> [Problem statement]: Go through the records underneath and write each one out again exactly.

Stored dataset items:
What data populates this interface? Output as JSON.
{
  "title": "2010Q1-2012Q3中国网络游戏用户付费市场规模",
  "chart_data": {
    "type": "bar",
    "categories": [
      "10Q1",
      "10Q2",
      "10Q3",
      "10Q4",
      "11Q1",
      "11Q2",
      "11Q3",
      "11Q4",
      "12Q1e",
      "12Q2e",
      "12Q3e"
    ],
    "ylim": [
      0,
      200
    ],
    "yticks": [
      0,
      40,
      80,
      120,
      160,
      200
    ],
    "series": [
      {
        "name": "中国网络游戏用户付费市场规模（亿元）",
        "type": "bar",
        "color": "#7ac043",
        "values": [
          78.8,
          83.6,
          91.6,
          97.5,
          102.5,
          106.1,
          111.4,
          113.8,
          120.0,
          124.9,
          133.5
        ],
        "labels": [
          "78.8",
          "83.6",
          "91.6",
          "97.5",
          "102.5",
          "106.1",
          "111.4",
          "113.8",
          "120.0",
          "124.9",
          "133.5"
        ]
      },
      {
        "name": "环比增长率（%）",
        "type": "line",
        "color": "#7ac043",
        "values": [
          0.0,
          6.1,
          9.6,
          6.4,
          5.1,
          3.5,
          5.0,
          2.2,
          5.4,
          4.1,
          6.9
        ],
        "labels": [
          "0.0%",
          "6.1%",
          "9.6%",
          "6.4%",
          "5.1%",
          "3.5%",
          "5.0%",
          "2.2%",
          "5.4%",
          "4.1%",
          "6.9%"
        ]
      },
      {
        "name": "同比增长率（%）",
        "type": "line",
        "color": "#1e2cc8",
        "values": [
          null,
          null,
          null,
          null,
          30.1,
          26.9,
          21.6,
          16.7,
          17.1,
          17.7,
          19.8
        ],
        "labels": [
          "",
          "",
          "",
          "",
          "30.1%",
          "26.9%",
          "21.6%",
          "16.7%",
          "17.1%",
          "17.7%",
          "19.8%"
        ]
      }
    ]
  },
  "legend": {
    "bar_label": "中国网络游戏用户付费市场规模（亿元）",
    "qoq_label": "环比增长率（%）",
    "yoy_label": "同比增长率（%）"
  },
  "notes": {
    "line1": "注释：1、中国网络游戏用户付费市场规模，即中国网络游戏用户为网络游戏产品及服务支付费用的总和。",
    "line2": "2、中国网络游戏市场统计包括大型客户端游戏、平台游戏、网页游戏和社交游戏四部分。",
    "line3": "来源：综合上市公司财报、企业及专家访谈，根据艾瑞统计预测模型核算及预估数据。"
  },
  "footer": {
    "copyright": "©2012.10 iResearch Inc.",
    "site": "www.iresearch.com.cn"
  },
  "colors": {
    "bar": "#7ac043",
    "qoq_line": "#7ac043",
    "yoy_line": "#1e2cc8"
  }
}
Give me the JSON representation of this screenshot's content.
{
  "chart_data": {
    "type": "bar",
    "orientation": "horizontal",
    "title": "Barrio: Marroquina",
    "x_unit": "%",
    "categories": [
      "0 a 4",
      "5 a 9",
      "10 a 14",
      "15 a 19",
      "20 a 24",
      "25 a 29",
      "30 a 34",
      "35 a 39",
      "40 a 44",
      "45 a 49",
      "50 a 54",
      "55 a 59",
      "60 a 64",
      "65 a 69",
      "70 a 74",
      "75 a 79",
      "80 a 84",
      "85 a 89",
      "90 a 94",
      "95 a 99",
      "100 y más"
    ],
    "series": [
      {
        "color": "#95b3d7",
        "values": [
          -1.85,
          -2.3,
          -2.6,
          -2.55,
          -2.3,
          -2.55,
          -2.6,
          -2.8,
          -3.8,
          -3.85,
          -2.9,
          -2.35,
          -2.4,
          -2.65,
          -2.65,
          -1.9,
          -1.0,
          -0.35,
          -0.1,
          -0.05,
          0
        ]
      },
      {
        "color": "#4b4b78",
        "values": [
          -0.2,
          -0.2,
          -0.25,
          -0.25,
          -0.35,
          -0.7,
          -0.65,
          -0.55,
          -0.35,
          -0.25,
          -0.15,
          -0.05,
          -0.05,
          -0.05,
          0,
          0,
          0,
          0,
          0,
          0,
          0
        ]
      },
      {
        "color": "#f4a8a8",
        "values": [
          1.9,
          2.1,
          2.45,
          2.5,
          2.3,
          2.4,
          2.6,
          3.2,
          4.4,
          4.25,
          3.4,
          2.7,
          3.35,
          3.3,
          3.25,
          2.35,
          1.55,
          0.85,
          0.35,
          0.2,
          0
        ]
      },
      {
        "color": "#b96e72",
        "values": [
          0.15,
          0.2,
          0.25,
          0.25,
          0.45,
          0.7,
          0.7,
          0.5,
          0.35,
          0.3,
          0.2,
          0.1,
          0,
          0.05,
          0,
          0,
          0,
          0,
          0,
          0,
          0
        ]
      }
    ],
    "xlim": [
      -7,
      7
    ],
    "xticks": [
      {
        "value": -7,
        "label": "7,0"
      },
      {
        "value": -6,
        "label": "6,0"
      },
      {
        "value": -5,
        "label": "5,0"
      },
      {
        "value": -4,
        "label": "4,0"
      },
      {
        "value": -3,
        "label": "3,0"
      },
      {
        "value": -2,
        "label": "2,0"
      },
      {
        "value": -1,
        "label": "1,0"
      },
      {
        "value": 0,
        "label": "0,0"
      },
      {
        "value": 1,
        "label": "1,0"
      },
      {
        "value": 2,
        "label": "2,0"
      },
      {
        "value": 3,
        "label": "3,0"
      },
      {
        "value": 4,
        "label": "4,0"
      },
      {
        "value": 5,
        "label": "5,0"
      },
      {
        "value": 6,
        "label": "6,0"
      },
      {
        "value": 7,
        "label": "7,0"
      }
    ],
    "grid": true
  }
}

> [Right answer]:
What data populates this interface? Output as JSON.
{
  "title": "2010Q1-2012Q3中国网络游戏用户付费市场规模",
  "chart_data": {
    "type": "bar",
    "categories": [
      "10Q1",
      "10Q2",
      "10Q3",
      "10Q4",
      "11Q1",
      "11Q2",
      "11Q3",
      "11Q4",
      "12Q1e",
      "12Q2e",
      "12Q3e"
    ],
    "ylim": [
      0,
      200
    ],
    "yticks": [
      0,
      40,
      80,
      120,
      160,
      200
    ],
    "series": [
      {
        "name": "中国网络游戏用户付费市场规模（亿元）",
        "type": "bar",
        "color": "#7ac043",
        "values": [
          78.8,
          83.6,
          91.6,
          97.5,
          102.5,
          106.1,
          111.4,
          113.8,
          120.0,
          124.9,
          133.5
        ],
        "labels": [
          "78.8",
          "83.6",
          "91.6",
          "97.5",
          "102.5",
          "106.1",
          "111.4",
          "113.8",
          "120.0",
          "124.9",
          "133.5"
        ]
      },
      {
        "name": "环比增长率（%）",
        "type": "line",
        "color": "#7ac043",
        "values": [
          0.0,
          6.1,
          9.6,
          6.4,
          5.1,
          3.5,
          5.0,
          2.2,
          5.4,
          4.1,
          6.9
        ],
        "labels": [
          "0.0%",
          "6.1%",
          "9.6%",
          "6.4%",
          "5.1%",
          "3.5%",
          "5.0%",
          "2.2%",
          "5.4%",
          "4.1%",
          "6.9%"
        ]
      },
      {
        "name": "同比增长率（%）",
        "type": "line",
        "color": "#1e2cc8",
        "values": [
          null,
          null,
          null,
          null,
          30.1,
          26.9,
          21.6,
          16.7,
          17.1,
          17.7,
          19.8
        ],
        "labels": [
          "",
          "",
          "",
          "",
          "30.1%",
          "26.9%",
          "21.6%",
          "16.7%",
          "17.1%",
          "17.7%",
          "19.8%"
        ]
      }
    ]
  },
  "legend": {
    "bar_label": "中国网络游戏用户付费市场规模（亿元）",
    "qoq_label": "环比增长率（%）",
    "yoy_label": "同比增长率（%）"
  },
  "notes": {
    "line1": "注释：1、中国网络游戏用户付费市场规模，即中国网络游戏用户为网络游戏产品及服务支付费用的总和。",
    "line2": "2、中国网络游戏市场统计包括大型客户端游戏、平台游戏、网页游戏和社交游戏四部分。",
    "line3": "来源：综合上市公司财报、企业及专家访谈，根据艾瑞统计预测模型核算及预估数据。"
  },
  "footer": {
    "copyright": "©2012.10 iResearch Inc.",
    "site": "www.iresearch.com.cn"
  },
  "colors": {
    "bar": "#7ac043",
    "qoq_line": "#7ac043",
    "yoy_line": "#1e2cc8"
  }
}
Give me the JSON representation of this screenshot's content.
{
  "chart_data": {
    "type": "bar",
    "orientation": "horizontal",
    "title": "Barrio: Marroquina",
    "x_unit": "%",
    "categories": [
      "0 a 4",
      "5 a 9",
      "10 a 14",
      "15 a 19",
      "20 a 24",
      "25 a 29",
      "30 a 34",
      "35 a 39",
      "40 a 44",
      "45 a 49",
      "50 a 54",
      "55 a 59",
      "60 a 64",
      "65 a 69",
      "70 a 74",
      "75 a 79",
      "80 a 84",
      "85 a 89",
      "90 a 94",
      "95 a 99",
      "100 y más"
    ],
    "series": [
      {
        "color": "#95b3d7",
        "values": [
          -1.85,
          -2.3,
          -2.6,
          -2.55,
          -2.3,
          -2.55,
          -2.6,
          -2.8,
          -3.8,
          -3.85,
          -2.9,
          -2.35,
          -2.4,
          -2.65,
          -2.65,
          -1.9,
          -1.0,
          -0.35,
          -0.1,
          -0.05,
          0
        ]
      },
      {
        "color": "#4b4b78",
        "values": [
          -0.2,
          -0.2,
          -0.25,
          -0.25,
          -0.35,
          -0.7,
          -0.65,
          -0.55,
          -0.35,
          -0.25,
          -0.15,
          -0.05,
          -0.05,
          -0.05,
          0,
          0,
          0,
          0,
          0,
          0,
          0
        ]
      },
      {
        "color": "#f4a8a8",
        "values": [
          1.9,
          2.1,
          2.45,
          2.5,
          2.3,
          2.4,
          2.6,
          3.2,
          4.4,
          4.25,
          3.4,
          2.7,
          3.35,
          3.3,
          3.25,
          2.35,
          1.55,
          0.85,
          0.35,
          0.2,
          0
        ]
      },
      {
        "color": "#b96e72",
        "values": [
          0.15,
          0.2,
          0.25,
          0.25,
          0.45,
          0.7,
          0.7,
          0.5,
          0.35,
          0.3,
          0.2,
          0.1,
          0,
          0.05,
          0,
          0,
          0,
          0,
          0,
          0,
          0
        ]
      }
    ],
    "xlim": [
      -7,
      7
    ],
    "xticks": [
      {
        "value": -7,
        "label": "7,0"
      },
      {
        "value": -6,
        "label": "6,0"
      },
      {
        "value": -5,
        "label": "5,0"
      },
      {
        "value": -4,
        "label": "4,0"
      },
      {
        "value": -3,
        "label": "3,0"
      },
      {
        "value": -2,
        "label": "2,0"
      },
      {
        "value": -1,
        "label": "1,0"
      },
      {
        "value": 0,
        "label": "0,0"
      },
      {
        "value": 1,
        "label": "1,0"
      },
      {
        "value": 2,
        "label": "2,0"
      },
      {
        "value": 3,
        "label": "3,0"
      },
      {
        "value": 4,
        "label": "4,0"
      },
      {
        "value": 5,
        "label": "5,0"
      },
      {
        "value": 6,
        "label": "6,0"
      },
      {
        "value": 7,
        "label": "7,0"
      }
    ],
    "grid": true
  }
}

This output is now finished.